* Begin Task input *

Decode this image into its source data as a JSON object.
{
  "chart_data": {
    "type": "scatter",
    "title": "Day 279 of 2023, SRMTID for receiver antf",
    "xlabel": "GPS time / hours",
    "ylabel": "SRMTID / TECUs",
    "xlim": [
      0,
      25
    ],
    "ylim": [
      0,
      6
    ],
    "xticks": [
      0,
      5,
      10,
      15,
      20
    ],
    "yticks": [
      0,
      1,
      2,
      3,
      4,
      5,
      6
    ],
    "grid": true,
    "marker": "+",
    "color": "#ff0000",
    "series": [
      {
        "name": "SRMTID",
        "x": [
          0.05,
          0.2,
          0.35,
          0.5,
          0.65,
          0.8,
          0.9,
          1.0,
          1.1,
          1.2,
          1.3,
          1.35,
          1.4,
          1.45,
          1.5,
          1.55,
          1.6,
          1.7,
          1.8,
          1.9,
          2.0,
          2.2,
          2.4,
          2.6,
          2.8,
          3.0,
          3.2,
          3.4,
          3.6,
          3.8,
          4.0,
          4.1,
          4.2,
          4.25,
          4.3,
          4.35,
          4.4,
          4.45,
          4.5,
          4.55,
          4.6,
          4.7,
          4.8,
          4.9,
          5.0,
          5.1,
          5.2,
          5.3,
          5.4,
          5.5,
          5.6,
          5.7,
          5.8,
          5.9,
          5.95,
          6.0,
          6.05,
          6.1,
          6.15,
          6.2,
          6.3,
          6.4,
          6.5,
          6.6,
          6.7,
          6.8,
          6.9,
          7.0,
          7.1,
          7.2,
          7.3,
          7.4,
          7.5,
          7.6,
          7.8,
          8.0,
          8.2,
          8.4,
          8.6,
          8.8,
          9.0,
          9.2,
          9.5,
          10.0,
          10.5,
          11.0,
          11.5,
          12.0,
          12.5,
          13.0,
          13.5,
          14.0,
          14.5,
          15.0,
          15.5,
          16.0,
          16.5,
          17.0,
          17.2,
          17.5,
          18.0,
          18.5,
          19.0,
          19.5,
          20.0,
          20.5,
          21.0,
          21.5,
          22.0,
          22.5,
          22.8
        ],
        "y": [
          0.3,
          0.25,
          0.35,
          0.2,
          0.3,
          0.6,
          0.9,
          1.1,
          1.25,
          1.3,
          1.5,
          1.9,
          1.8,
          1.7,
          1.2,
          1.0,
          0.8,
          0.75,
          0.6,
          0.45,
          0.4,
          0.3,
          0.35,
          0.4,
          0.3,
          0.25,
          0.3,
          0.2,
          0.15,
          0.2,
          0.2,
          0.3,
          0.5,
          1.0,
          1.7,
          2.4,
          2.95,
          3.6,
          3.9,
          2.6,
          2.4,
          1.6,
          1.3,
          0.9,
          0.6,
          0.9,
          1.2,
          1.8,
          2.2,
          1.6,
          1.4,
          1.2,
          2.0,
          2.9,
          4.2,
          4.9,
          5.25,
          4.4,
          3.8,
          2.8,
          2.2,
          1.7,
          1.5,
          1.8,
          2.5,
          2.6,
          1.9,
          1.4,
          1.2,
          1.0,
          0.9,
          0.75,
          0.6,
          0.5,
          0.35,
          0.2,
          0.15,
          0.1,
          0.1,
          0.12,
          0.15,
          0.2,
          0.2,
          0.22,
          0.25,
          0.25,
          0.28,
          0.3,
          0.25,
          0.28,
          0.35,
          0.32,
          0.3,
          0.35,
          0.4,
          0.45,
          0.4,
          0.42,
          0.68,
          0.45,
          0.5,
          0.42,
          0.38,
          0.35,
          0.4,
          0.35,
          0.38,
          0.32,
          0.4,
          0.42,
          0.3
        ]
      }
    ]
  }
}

* End Task input *

| Brief |
Check every line of the data, and copy the ones that contain "SRMTID".

| Task output |
    "title": "Day 279 of 2023, SRMTID for receiver antf",
    "ylabel": "SRMTID / TECUs",
        "name": "SRMTID",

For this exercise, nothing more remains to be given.